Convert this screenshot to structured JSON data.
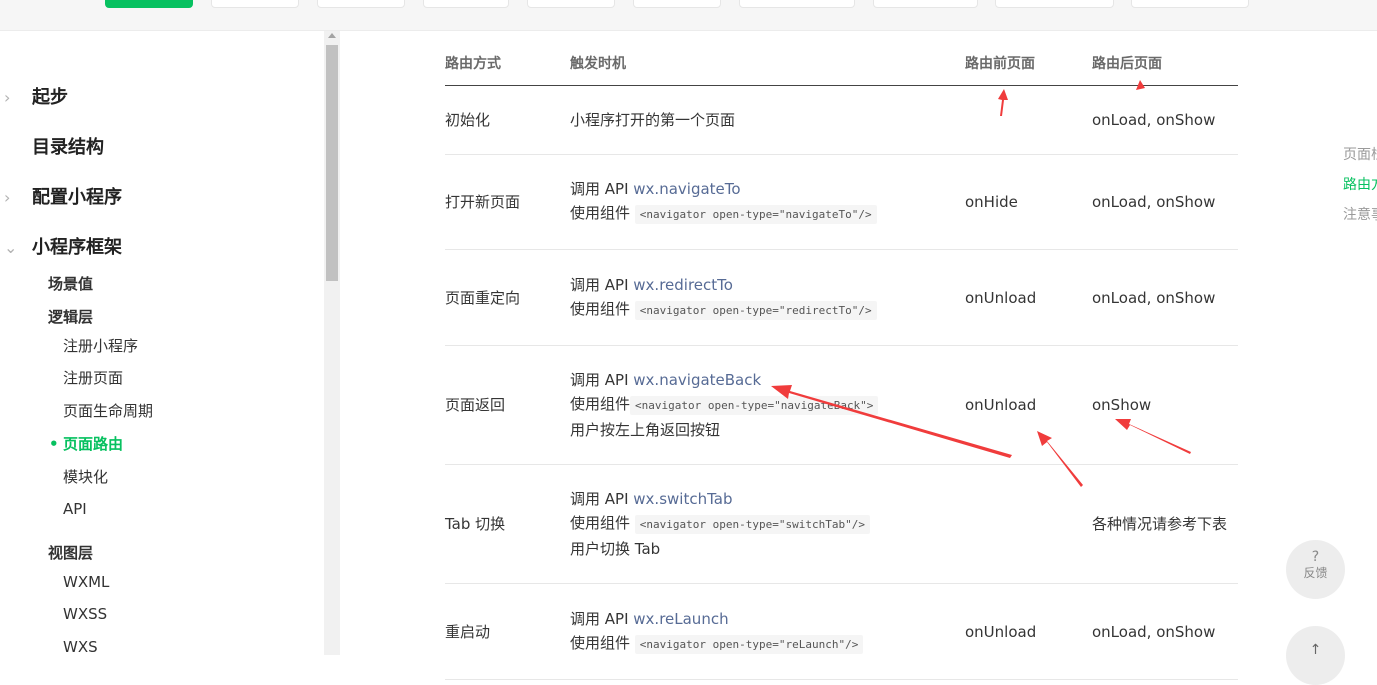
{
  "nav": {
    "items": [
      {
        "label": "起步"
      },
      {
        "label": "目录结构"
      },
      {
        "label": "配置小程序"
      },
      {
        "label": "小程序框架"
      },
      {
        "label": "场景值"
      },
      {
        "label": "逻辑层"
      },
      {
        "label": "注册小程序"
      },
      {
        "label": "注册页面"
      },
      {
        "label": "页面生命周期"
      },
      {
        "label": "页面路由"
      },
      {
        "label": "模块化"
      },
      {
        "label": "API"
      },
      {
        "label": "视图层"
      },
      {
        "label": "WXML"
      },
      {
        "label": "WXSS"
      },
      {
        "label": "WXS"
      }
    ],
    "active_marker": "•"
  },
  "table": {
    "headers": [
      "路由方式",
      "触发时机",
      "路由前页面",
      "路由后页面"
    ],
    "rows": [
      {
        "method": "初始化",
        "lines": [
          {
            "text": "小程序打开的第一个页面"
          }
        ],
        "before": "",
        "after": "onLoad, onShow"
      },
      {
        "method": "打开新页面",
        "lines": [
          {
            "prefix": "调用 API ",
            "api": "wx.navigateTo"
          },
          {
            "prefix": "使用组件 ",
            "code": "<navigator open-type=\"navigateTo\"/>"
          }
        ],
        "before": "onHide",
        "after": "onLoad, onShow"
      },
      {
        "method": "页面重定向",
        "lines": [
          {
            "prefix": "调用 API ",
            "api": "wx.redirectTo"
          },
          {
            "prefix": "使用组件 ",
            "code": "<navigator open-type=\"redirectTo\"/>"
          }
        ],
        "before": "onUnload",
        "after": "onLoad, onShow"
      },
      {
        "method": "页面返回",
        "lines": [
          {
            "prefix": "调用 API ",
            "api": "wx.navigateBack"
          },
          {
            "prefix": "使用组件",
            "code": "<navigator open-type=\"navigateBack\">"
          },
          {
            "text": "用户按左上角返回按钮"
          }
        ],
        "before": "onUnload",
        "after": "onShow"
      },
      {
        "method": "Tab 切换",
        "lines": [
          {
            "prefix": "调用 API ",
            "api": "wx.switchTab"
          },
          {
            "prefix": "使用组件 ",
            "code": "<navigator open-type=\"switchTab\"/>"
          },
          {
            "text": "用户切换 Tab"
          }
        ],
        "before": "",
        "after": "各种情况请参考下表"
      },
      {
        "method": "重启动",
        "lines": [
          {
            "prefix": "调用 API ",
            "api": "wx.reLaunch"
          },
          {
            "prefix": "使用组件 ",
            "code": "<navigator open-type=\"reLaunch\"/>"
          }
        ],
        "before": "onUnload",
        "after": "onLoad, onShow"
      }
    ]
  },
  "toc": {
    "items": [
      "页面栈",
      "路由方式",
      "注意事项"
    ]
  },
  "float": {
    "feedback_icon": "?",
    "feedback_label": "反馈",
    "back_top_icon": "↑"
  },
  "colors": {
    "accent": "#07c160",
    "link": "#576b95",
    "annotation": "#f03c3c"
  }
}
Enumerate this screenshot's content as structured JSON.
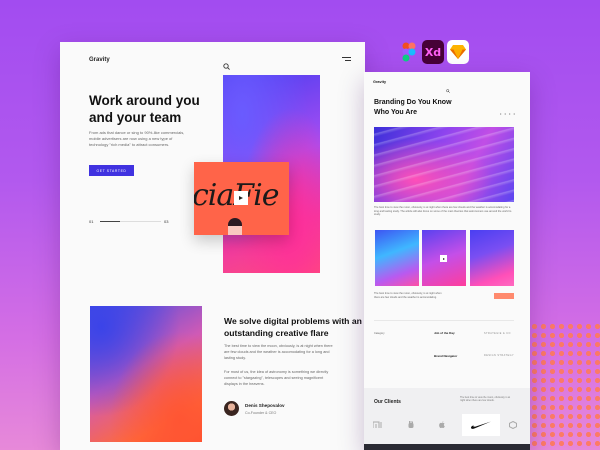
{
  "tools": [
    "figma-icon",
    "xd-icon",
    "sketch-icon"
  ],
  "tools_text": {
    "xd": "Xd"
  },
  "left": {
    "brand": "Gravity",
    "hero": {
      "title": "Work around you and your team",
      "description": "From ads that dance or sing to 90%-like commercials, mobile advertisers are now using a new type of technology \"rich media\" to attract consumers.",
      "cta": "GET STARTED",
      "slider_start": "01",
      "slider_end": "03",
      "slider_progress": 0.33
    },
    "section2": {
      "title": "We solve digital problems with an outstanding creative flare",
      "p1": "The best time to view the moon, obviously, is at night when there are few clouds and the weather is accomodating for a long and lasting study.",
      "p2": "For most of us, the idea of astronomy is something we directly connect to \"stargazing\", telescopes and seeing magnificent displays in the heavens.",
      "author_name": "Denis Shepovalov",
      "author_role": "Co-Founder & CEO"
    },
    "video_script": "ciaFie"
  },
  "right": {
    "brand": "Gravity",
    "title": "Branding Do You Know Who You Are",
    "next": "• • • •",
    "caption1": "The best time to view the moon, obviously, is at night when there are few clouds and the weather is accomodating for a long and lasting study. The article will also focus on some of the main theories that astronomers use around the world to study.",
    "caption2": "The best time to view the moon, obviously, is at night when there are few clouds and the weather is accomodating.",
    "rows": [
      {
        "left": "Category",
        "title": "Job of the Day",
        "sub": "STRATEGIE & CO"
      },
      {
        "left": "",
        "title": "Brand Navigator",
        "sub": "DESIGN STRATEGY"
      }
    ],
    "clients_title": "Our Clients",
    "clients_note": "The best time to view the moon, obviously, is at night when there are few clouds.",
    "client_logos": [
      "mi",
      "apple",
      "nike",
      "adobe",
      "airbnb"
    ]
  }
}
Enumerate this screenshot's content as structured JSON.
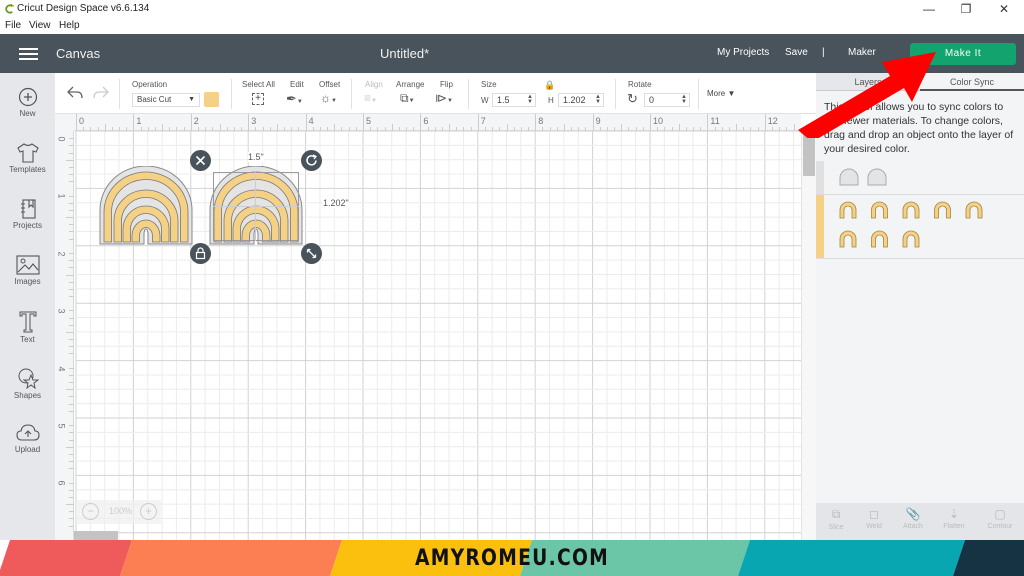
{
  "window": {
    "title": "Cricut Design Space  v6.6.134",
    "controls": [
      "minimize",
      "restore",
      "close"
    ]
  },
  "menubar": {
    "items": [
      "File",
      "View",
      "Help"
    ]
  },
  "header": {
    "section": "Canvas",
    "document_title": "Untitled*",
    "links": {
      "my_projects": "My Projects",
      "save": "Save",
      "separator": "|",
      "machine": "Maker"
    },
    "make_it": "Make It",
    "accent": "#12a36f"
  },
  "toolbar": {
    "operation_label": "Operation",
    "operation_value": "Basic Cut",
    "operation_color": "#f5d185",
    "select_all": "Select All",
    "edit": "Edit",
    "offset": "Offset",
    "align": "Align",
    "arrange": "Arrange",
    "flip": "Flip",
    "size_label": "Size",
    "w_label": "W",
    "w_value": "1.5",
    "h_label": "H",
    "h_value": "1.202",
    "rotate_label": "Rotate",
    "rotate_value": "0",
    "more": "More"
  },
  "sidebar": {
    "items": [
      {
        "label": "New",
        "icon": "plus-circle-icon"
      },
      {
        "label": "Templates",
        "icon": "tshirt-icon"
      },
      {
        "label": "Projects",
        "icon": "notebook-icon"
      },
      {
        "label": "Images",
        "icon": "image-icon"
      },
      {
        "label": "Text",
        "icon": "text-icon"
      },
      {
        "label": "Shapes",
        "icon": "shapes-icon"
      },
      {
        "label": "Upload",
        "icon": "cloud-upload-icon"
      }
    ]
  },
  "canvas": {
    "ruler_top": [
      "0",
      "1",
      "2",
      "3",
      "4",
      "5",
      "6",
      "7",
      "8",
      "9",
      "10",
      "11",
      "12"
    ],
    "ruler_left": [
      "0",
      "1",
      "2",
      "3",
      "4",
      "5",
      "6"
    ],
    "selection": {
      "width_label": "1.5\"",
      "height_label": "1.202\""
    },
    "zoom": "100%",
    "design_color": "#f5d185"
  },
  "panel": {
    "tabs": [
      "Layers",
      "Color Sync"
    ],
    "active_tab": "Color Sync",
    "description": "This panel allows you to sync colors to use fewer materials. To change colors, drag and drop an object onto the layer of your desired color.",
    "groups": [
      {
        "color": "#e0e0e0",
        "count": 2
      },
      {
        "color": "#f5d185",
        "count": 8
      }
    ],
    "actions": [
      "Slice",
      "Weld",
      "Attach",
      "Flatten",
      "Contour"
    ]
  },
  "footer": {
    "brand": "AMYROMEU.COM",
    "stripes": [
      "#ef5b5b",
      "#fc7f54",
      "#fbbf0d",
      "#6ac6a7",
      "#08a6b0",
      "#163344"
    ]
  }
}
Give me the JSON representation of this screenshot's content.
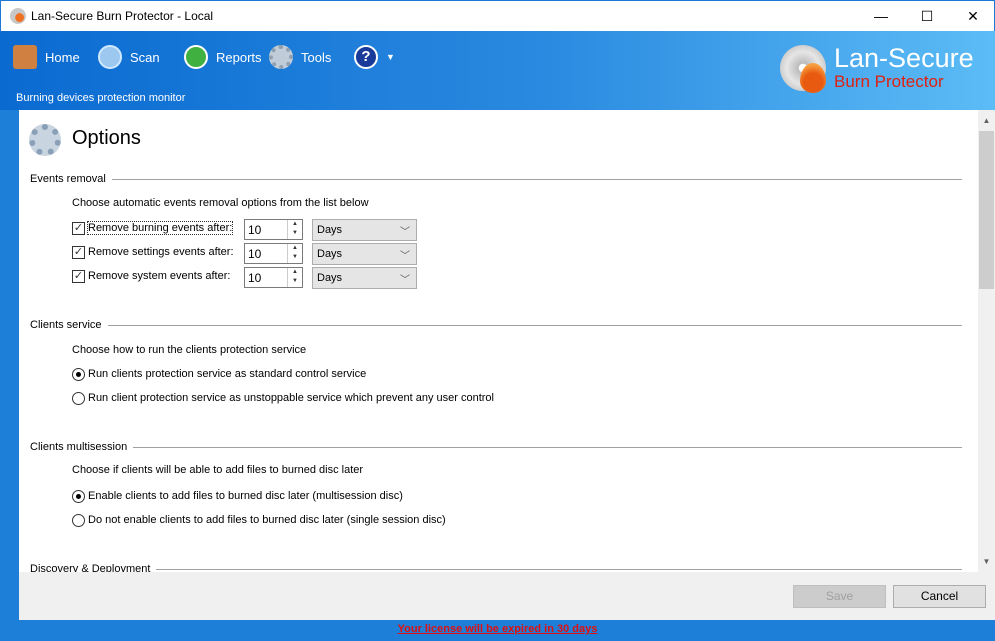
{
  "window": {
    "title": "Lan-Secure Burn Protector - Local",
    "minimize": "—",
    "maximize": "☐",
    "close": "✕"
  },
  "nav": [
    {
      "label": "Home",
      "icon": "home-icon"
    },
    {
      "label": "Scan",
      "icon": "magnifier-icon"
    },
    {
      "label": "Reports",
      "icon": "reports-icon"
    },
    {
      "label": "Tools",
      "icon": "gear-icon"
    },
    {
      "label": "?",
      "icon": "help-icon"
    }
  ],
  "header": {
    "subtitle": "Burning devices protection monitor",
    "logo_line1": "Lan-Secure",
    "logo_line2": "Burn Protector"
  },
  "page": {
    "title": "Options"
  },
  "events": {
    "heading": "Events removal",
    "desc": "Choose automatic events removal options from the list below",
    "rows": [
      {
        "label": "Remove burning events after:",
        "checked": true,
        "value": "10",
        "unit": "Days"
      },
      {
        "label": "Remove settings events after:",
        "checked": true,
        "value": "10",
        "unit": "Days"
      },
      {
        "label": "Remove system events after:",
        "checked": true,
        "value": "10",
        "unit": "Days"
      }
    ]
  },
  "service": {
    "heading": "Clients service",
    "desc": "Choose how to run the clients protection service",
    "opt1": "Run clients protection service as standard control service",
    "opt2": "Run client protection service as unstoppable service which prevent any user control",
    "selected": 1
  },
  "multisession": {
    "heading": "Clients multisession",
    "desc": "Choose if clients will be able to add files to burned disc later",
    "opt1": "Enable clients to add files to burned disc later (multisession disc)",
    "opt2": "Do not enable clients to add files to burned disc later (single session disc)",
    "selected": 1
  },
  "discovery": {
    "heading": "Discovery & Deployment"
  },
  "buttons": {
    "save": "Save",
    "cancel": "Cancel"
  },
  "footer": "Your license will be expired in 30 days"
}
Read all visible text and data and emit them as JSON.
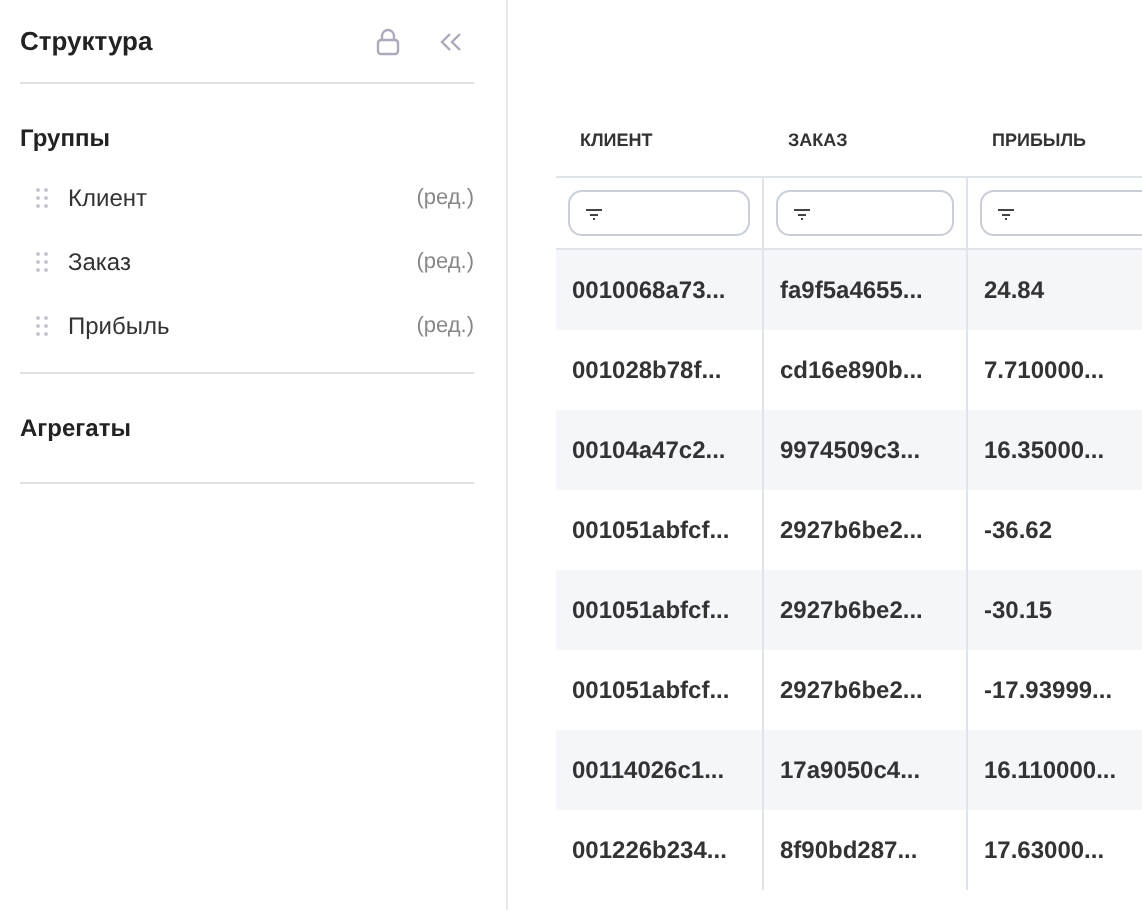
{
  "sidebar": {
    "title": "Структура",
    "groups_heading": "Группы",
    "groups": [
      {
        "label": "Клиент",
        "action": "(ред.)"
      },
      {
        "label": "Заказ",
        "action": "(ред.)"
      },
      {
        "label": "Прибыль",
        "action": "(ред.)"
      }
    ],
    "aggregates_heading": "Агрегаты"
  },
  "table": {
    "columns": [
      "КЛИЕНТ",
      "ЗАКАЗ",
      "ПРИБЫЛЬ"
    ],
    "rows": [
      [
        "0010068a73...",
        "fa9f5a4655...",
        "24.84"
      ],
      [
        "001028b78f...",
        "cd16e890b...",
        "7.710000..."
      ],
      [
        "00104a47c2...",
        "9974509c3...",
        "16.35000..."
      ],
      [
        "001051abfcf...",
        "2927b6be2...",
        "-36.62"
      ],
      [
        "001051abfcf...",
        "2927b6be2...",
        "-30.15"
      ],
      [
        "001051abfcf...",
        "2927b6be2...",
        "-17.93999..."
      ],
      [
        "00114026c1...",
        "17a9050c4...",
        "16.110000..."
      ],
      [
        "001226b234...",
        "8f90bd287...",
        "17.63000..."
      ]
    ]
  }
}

* [EXERCISE TASK] Search the preceding listing for "long" and extract every line where it is found.

* [EXERCISE ANSWER]
      "p1": "The best time to view the moon, obviously, is at night when there are few clouds and the weather is accomodating for a long and lasting study.",
    "caption1": "The best time to view the moon, obviously, is at night when there are few clouds and the weather is accomodating for a long and lasting study. The article will also focus on some of the main theories that astronomers use around the world to study.",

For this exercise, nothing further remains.